▶ **Stated problem**
Omit the pictures and output every entry below exactly as written.

▶ **Material provided**
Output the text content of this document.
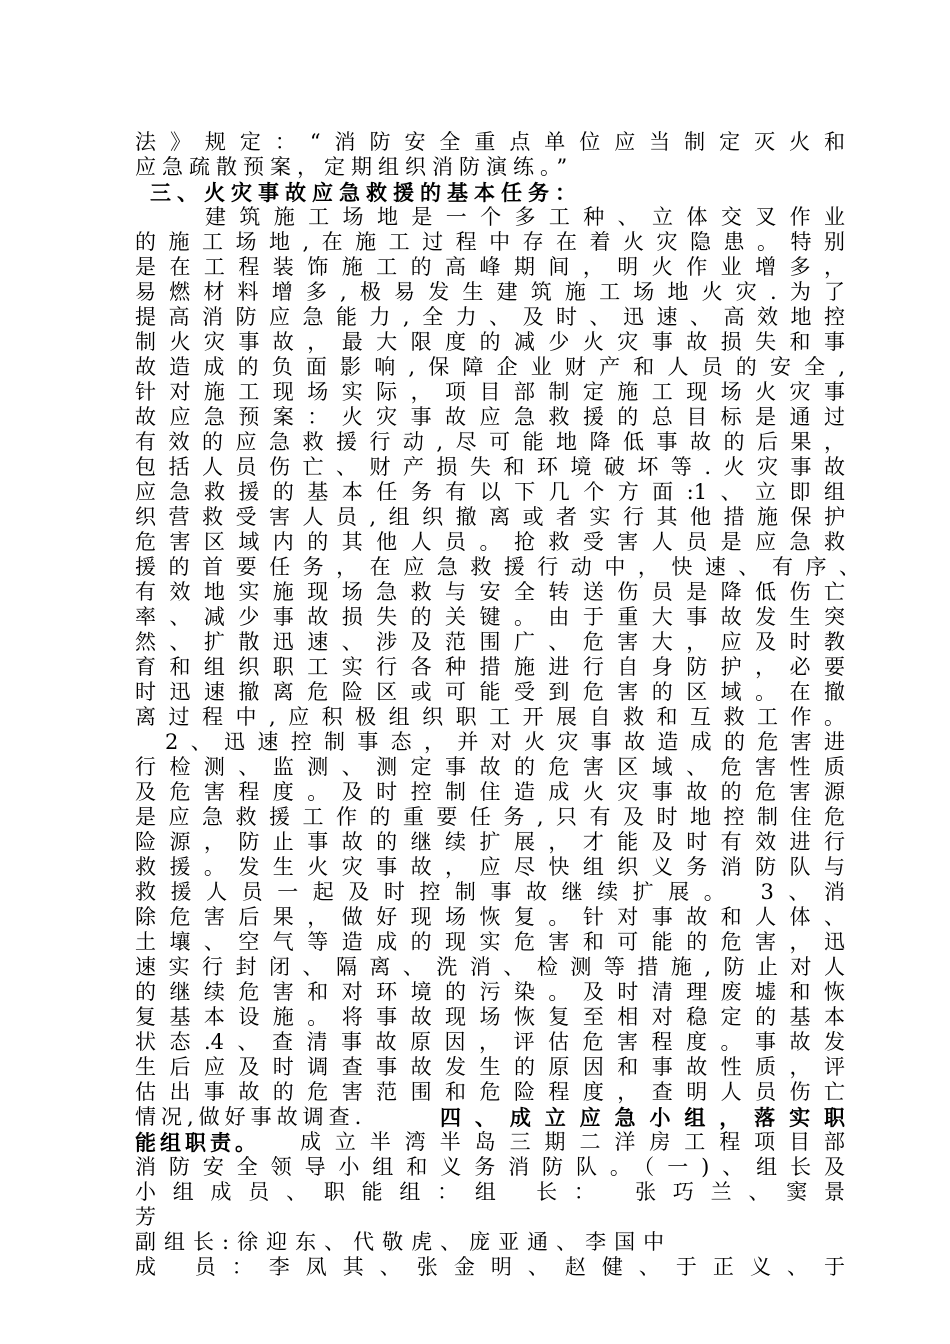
法》规定：“消防安全重点单位应当制定灭火和
应急疏散预案，定期组织消防演练。”
三、火灾事故应急救援的基本任务：
建筑施工场地是一个多工种、立体交叉作业
的施工场地,在施工过程中存在着火灾隐患。特别
是在工程装饰施工的高峰期间，明火作业增多，
易燃材料增多,极易发生建筑施工场地火灾.为了
提高消防应急能力,全力、及时、迅速、高效地控
制火灾事故，最大限度的减少火灾事故损失和事
故造成的负面影响,保障企业财产和人员的安全,
针对施工现场实际，项目部制定施工现场火灾事
故应急预案：火灾事故应急救援的总目标是通过
有效的应急救援行动,尽可能地降低事故的后果，
包括人员伤亡、财产损失和环境破坏等.火灾事故
应急救援的基本任务有以下几个方面:1、立即组
织营救受害人员,组织撤离或者实行其他措施保护
危害区域内的其他人员。抢救受害人员是应急救
援的首要任务，在应急救援行动中，快速、有序、
有效地实施现场急救与安全转送伤员是降低伤亡
率、减少事故损失的关键。由于重大事故发生突
然、扩散迅速、涉及范围广、危害大，应及时教
育和组织职工实行各种措施进行自身防护，必要
时迅速撤离危险区或可能受到危害的区域。在撤
离过程中,应积极组织职工开展自救和互救工作。
2、迅速控制事态，并对火灾事故造成的危害进
行检测、监测、测定事故的危害区域、危害性质
及危害程度。及时控制住造成火灾事故的危害源
是应急救援工作的重要任务,只有及时地控制住危
险源，防止事故的继续扩展，才能及时有效进行
救援。发生火灾事故，应尽快组织义务消防队与
救援人员一起及时控制事故继续扩展。 3、消
除危害后果，做好现场恢复。针对事故和人体、
土壤、空气等造成的现实危害和可能的危害，迅
速实行封闭、隔离、洗消、检测等措施,防止对人
的继续危害和对环境的污染。及时清理废墟和恢
复基本设施。将事故现场恢复至相对稳定的基本
状态.4、查清事故原因，评估危害程度。事故发
生后应及时调查事故发生的原因和事故性质，评
估出事故的危害范围和危险程度，查明人员伤亡
情况,做好事故调查.	四、成立应急小组，落实职
能组职责。	成立半湾半岛三期二洋房工程项目部
消防安全领导小组和义务消防队。（一)、组长及
小组成员、职能组：组 长： 张巧兰、窦景
芳
副组长:徐迎东、代敬虎、庞亚通、李国中
成 员：李凤其、张金明、赵健、于正义、于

▶ **Correct result**
Output the text content of this document.
法》规定：“消防安全重点单位应当制定灭火和
应急疏散预案，定期组织消防演练。”
三、火灾事故应急救援的基本任务：
建筑施工场地是一个多工种、立体交叉作业
的施工场地,在施工过程中存在着火灾隐患。特别
是在工程装饰施工的高峰期间，明火作业增多，
易燃材料增多,极易发生建筑施工场地火灾.为了
提高消防应急能力,全力、及时、迅速、高效地控
制火灾事故，最大限度的减少火灾事故损失和事
故造成的负面影响,保障企业财产和人员的安全,
针对施工现场实际，项目部制定施工现场火灾事
故应急预案：火灾事故应急救援的总目标是通过
有效的应急救援行动,尽可能地降低事故的后果，
包括人员伤亡、财产损失和环境破坏等.火灾事故
应急救援的基本任务有以下几个方面:1、立即组
织营救受害人员,组织撤离或者实行其他措施保护
危害区域内的其他人员。抢救受害人员是应急救
援的首要任务，在应急救援行动中，快速、有序、
有效地实施现场急救与安全转送伤员是降低伤亡
率、减少事故损失的关键。由于重大事故发生突
然、扩散迅速、涉及范围广、危害大，应及时教
育和组织职工实行各种措施进行自身防护，必要
时迅速撤离危险区或可能受到危害的区域。在撤
离过程中,应积极组织职工开展自救和互救工作。
2、迅速控制事态，并对火灾事故造成的危害进
行检测、监测、测定事故的危害区域、危害性质
及危害程度。及时控制住造成火灾事故的危害源
是应急救援工作的重要任务,只有及时地控制住危
险源，防止事故的继续扩展，才能及时有效进行
救援。发生火灾事故，应尽快组织义务消防队与
救援人员一起及时控制事故继续扩展。 3、消
除危害后果，做好现场恢复。针对事故和人体、
土壤、空气等造成的现实危害和可能的危害，迅
速实行封闭、隔离、洗消、检测等措施,防止对人
的继续危害和对环境的污染。及时清理废墟和恢
复基本设施。将事故现场恢复至相对稳定的基本
状态.4、查清事故原因，评估危害程度。事故发
生后应及时调查事故发生的原因和事故性质，评
估出事故的危害范围和危险程度，查明人员伤亡
情况,做好事故调查.	四、成立应急小组，落实职
能组职责。	成立半湾半岛三期二洋房工程项目部
消防安全领导小组和义务消防队。（一)、组长及
小组成员、职能组：组 长： 张巧兰、窦景
芳
副组长:徐迎东、代敬虎、庞亚通、李国中
成 员：李凤其、张金明、赵健、于正义、于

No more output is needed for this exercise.